# REQUIREMENT
Look through the data below and count each line where the word "screenshot" appears. Reply with the count alone.

───── GIVEN RECORDS

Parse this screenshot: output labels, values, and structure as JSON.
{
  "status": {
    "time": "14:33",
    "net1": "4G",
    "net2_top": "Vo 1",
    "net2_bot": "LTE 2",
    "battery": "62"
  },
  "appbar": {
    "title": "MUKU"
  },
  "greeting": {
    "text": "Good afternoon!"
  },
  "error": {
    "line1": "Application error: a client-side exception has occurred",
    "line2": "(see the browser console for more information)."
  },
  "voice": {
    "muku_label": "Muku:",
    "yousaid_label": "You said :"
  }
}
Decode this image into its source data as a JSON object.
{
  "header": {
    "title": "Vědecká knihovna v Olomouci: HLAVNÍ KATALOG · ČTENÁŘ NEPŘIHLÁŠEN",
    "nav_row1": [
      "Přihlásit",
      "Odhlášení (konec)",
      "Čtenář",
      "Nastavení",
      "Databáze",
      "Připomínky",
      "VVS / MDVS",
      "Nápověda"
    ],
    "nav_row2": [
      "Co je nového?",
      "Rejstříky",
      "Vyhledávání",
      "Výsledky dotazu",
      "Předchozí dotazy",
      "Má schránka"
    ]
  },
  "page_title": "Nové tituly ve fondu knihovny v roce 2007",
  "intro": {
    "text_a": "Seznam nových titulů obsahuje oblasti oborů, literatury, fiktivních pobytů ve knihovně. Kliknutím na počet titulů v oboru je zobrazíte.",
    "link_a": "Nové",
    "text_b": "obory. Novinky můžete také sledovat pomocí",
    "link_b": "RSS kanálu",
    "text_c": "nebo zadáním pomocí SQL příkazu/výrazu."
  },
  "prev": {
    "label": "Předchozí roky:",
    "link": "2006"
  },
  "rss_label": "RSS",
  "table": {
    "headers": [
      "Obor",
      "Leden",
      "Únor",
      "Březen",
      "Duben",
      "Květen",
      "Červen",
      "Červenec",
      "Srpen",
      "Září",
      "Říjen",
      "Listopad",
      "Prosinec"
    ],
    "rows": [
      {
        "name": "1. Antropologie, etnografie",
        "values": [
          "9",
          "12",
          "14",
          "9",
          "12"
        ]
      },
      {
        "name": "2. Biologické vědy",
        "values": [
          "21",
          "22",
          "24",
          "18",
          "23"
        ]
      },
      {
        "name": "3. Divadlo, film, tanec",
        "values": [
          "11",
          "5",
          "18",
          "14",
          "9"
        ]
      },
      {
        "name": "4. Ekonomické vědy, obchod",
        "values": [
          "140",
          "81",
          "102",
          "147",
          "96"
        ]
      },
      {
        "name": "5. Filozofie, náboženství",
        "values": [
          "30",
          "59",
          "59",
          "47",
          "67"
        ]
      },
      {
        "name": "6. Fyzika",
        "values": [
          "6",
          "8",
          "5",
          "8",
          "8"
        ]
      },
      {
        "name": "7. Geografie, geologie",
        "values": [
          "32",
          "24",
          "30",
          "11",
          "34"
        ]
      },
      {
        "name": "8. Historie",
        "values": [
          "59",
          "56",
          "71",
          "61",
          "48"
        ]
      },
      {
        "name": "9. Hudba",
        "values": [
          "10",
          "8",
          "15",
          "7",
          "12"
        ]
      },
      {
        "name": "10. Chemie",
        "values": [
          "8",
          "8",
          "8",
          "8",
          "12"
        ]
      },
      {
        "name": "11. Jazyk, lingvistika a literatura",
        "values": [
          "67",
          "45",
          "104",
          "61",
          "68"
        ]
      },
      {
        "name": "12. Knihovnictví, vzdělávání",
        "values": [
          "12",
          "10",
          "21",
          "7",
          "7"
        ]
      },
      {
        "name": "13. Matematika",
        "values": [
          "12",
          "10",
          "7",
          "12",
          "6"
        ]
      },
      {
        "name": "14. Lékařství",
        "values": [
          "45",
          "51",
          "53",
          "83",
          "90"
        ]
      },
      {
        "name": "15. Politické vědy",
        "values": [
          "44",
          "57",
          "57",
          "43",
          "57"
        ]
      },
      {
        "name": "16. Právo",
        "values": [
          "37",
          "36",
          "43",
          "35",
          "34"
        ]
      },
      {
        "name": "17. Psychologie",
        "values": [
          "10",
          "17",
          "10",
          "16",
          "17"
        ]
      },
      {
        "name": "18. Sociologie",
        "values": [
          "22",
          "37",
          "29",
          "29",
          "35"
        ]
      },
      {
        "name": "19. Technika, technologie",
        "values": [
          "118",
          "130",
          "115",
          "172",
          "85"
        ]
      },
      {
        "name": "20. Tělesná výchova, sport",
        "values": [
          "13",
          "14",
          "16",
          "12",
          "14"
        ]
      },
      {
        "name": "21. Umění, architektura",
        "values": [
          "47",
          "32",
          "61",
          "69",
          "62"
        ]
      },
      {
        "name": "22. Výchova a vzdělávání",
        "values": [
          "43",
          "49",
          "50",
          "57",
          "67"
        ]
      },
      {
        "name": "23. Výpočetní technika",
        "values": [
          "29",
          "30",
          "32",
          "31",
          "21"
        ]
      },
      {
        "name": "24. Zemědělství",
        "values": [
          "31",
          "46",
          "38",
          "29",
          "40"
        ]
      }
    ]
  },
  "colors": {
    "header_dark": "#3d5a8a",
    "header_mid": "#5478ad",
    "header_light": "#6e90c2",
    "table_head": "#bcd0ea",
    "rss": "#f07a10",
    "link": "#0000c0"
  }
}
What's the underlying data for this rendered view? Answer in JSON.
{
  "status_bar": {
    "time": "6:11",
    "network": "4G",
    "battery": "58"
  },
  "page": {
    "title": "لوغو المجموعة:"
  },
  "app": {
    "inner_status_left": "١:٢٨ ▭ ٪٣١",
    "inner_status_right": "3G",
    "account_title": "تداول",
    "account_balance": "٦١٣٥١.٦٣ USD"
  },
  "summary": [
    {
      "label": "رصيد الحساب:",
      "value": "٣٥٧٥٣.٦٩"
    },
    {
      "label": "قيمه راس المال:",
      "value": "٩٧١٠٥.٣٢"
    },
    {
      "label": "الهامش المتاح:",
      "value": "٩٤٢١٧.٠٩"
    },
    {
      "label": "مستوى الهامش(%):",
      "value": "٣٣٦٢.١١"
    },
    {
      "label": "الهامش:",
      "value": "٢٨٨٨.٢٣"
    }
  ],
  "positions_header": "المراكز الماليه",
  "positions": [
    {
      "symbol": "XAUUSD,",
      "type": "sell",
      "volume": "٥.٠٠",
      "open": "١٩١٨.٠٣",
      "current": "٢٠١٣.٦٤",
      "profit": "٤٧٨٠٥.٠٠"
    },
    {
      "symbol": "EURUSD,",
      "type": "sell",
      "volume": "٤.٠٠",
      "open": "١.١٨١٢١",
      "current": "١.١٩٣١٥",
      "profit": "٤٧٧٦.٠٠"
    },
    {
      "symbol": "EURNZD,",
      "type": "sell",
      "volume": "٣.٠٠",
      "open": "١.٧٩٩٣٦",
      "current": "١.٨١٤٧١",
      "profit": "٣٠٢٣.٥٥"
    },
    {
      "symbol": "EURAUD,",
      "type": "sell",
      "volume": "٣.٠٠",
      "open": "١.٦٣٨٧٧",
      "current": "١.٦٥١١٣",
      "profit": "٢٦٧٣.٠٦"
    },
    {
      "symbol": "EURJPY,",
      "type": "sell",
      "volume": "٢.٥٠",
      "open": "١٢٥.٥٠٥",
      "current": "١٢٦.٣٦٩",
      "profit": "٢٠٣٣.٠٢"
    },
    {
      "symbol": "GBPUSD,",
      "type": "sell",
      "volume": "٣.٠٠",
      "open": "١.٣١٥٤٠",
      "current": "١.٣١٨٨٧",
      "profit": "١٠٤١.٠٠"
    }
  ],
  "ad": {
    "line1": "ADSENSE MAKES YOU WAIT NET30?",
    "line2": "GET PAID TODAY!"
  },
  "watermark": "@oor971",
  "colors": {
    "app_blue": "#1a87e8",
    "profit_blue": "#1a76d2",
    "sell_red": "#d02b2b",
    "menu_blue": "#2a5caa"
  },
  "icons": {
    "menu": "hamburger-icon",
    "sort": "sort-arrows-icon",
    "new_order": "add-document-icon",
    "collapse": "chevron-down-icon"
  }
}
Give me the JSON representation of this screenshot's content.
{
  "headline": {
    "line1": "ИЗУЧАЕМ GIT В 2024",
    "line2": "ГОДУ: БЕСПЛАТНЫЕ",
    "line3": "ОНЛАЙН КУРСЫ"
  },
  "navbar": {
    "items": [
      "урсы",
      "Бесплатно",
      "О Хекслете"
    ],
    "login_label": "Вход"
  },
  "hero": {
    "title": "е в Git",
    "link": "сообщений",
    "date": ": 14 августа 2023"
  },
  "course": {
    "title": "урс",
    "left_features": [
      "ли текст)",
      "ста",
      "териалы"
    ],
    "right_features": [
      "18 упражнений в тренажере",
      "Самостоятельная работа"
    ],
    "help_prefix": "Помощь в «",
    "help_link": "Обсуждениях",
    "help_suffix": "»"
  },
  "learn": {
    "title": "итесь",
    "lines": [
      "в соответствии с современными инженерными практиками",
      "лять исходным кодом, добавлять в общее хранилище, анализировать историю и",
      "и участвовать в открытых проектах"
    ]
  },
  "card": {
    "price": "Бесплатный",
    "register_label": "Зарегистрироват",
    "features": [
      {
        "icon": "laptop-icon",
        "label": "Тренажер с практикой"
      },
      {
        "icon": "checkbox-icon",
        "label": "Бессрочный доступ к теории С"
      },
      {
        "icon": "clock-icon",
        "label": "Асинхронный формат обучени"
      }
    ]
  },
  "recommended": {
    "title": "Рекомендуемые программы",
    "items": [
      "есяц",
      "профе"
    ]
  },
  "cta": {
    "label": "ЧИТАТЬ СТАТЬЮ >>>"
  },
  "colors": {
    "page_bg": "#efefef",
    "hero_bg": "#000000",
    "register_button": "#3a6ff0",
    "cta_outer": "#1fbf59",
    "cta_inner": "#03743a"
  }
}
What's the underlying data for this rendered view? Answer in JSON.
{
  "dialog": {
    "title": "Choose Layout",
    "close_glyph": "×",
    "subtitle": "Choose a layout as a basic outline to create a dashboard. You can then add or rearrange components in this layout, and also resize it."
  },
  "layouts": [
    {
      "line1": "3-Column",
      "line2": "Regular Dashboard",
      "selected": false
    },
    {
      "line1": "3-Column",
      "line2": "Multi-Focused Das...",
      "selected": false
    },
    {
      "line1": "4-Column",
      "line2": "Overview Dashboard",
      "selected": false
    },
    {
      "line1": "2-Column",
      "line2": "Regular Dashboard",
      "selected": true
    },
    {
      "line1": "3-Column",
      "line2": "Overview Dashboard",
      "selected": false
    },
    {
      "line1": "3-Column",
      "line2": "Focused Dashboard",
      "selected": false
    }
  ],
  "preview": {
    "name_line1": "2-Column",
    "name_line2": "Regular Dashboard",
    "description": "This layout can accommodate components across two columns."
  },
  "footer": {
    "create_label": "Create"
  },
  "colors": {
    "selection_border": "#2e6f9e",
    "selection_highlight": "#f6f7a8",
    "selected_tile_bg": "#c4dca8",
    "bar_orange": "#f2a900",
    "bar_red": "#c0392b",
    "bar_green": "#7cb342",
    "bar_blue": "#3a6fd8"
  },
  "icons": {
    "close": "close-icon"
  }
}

──────────

# WRITTEN REPLY
2